This is part three of a four-part series on getting started with open source projects. Check back for new parts in the following weeks.

Contributing to open source projects is exciting. It’s an opportunity to show your skills while learning how popular projects, frameworks, and libraries are built. Being a contributor expands your capabilities, introduces you to new communities of passionate open source contributors and helps you think through how to collaborate in the open.

However, contributing isn’t always easy. If you don’t follow the contributor guide or style guide, for example, your pull request (PR) might not get accepted.

In this post, we’ll cover six tips to help you make valuable, focused, and effective contributions to open source projects.

1. Ensure the contribution is needed

When you set out to make your first contribution, start with the project’s issues board. Look for a straightforward issue that you know you have time to dedicate and show your skills. Be careful with issues that have been lying around too long. Often old issues have already been solved, but not marked as closed. If you’re not sure, reach out to the maintainers and ask if the issue still needs to be addressed.

Keeping an open source project healthy goes beyond new features or fixing bugs. Project maintainers are also responsible for reviewing collaborator PRs. Depending on the project, this might mean a lot of submissions. If your submission is declined, don’t get discouraged! If you want to propose new features to a project, create an issue to discuss your proposal before submitting your PR. Once you get a green light from the project members, chances are your submission will result in more collaboration with the maintainers, which eases the process.

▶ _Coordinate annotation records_
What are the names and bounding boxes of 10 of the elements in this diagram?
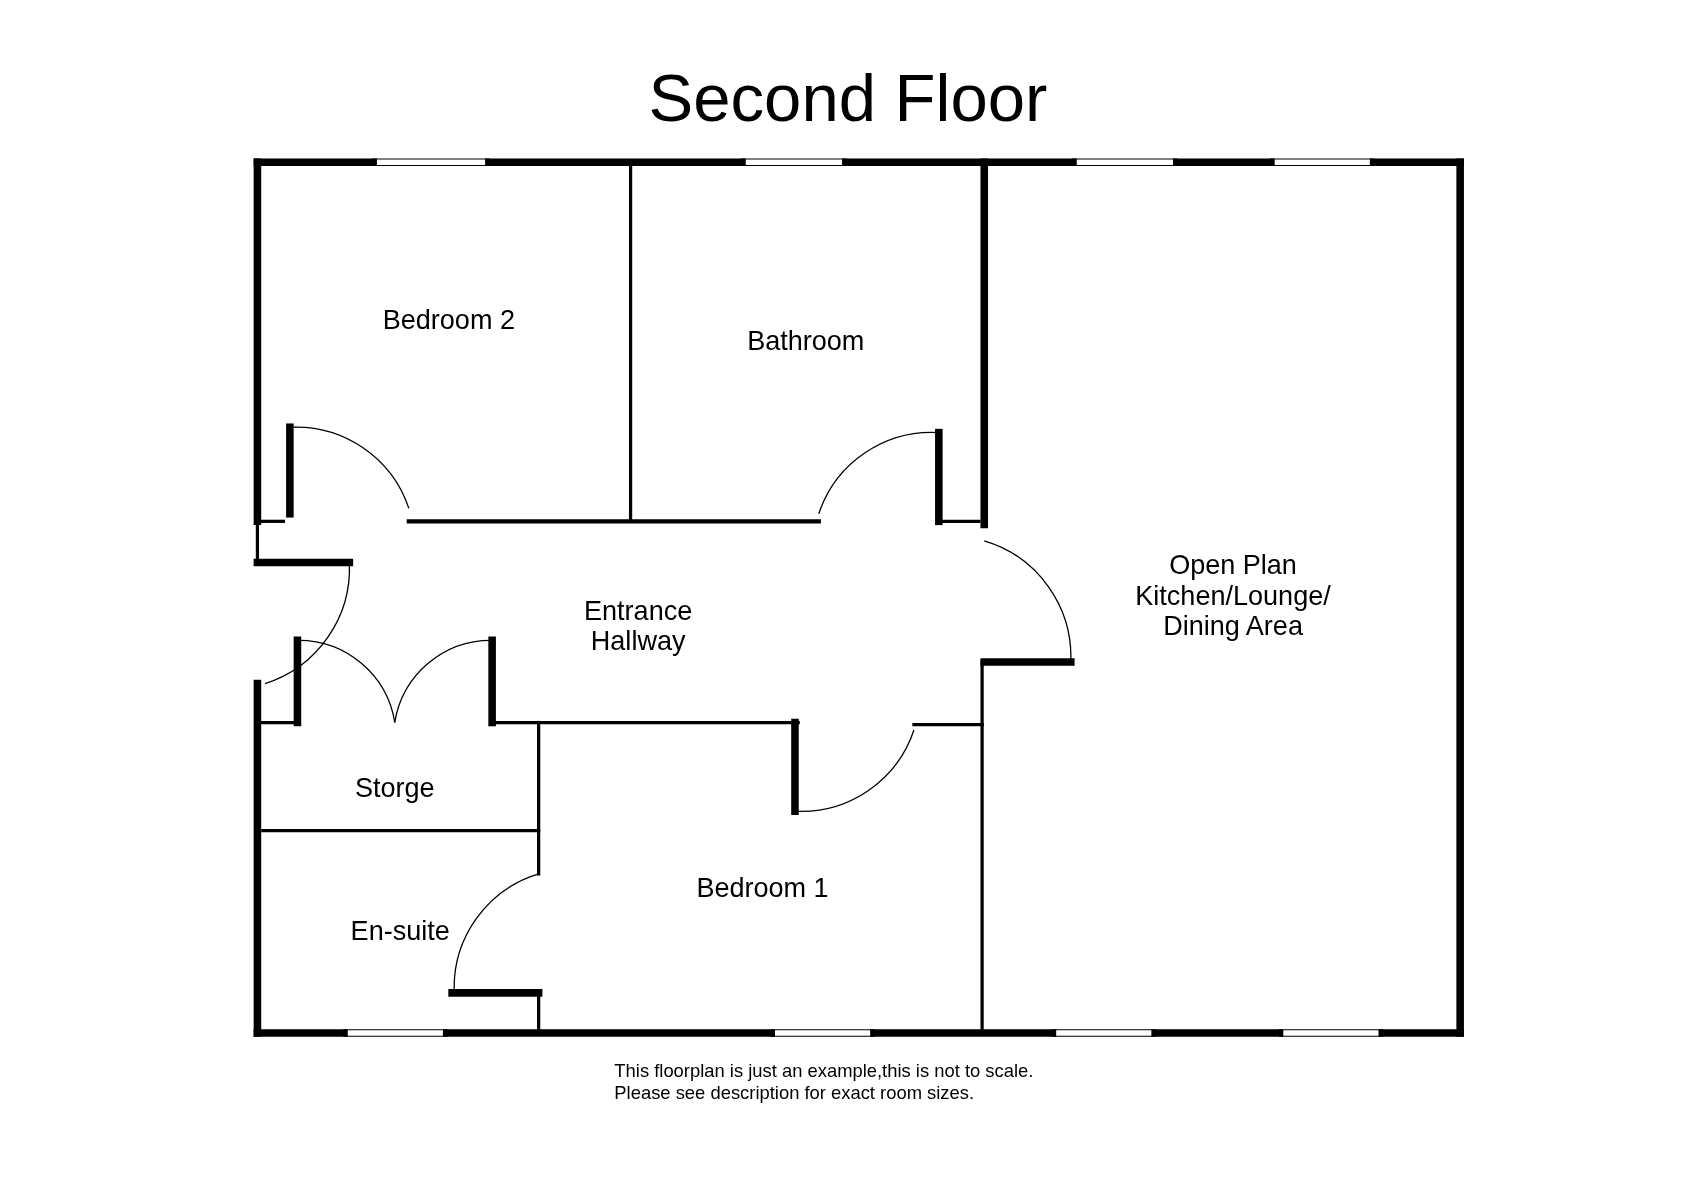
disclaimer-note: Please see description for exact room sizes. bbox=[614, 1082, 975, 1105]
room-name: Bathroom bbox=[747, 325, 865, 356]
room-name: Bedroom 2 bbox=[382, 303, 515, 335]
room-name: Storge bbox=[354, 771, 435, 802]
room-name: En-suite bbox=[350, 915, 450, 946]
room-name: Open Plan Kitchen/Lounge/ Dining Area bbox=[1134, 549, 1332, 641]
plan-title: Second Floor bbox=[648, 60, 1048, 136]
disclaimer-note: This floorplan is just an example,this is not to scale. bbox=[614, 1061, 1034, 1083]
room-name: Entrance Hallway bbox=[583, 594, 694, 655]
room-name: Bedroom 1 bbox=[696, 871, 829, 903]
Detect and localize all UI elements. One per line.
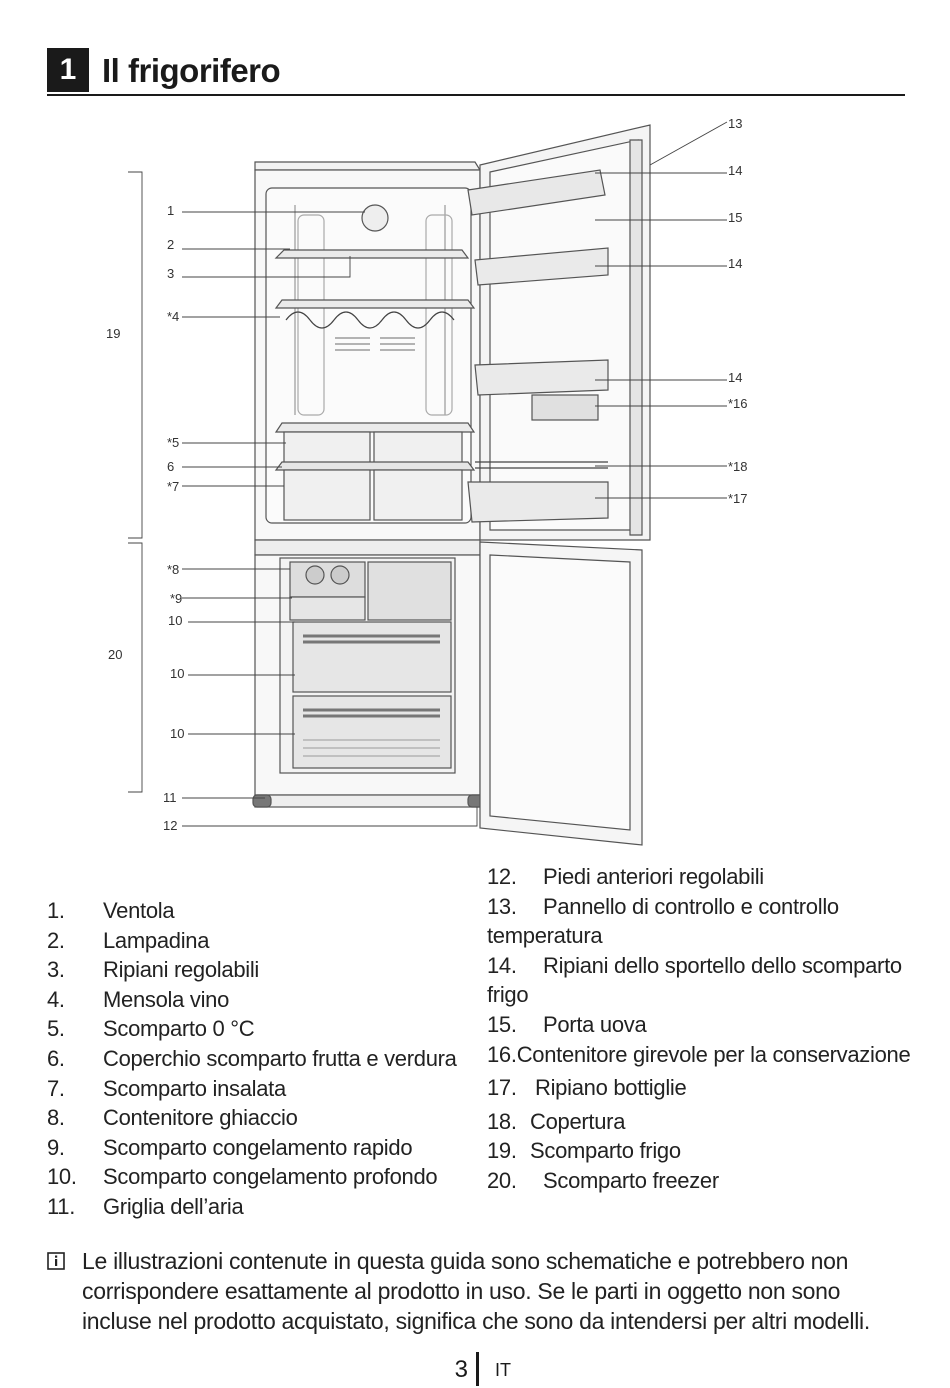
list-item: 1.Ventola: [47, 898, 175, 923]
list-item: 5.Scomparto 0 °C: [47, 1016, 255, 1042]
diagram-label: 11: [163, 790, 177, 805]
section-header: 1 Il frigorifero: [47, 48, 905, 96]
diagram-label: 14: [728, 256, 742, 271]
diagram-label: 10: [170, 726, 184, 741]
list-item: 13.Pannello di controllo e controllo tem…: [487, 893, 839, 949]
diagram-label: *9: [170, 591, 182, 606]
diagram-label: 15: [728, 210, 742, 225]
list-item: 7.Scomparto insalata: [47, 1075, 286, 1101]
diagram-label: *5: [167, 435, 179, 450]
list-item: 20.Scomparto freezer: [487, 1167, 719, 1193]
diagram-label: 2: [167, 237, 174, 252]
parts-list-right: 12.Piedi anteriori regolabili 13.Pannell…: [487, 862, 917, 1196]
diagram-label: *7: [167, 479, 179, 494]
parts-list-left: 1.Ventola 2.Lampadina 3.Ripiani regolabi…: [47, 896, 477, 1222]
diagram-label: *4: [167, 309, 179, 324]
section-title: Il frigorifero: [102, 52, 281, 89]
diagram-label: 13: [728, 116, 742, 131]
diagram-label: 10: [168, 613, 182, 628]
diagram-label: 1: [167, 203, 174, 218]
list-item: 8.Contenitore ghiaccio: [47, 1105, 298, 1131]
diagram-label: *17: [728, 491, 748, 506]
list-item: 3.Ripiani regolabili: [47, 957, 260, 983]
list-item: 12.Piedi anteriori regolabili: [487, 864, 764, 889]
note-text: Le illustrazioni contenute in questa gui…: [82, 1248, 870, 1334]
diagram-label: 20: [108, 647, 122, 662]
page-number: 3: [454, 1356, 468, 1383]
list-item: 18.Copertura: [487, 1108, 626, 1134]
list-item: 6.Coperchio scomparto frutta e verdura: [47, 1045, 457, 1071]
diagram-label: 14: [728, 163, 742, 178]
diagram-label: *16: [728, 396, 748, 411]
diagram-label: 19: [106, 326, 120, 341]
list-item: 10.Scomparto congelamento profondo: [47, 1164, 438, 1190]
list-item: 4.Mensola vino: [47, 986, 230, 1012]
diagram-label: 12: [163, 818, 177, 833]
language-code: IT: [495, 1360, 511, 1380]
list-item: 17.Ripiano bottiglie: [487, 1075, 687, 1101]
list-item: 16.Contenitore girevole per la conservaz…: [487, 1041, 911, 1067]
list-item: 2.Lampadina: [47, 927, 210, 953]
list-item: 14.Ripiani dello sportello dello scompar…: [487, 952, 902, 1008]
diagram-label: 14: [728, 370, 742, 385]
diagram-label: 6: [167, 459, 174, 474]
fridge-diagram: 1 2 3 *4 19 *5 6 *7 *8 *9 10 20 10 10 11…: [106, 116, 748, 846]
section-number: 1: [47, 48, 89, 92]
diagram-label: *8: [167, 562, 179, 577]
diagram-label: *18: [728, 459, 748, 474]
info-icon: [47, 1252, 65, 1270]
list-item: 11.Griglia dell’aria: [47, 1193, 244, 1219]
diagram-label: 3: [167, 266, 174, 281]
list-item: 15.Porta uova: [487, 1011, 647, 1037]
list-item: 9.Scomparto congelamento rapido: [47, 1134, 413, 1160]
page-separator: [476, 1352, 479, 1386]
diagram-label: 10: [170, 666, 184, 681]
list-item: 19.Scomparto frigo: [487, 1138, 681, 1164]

▶ _PROBLEMS TO WORK ON_
[1] Rewrite the open source text from "Contributing to open" down to "in the open.", changing "exciting" to "rewarding".
[2] Which three qualities does the open source text say its six tips will help contributions have?
This data has no connection to the open source text.

▶ _SET OF ANSWERS_
[1]
Contributing to open source projects is rewarding. It’s an opportunity to show your skills while learning how popular projects, frameworks, and libraries are built. Being a contributor expands your capabilities, introduces you to new communities of passionate open source contributors and helps you think through how to collaborate in the open.

[2] Valuable, focused, and effective.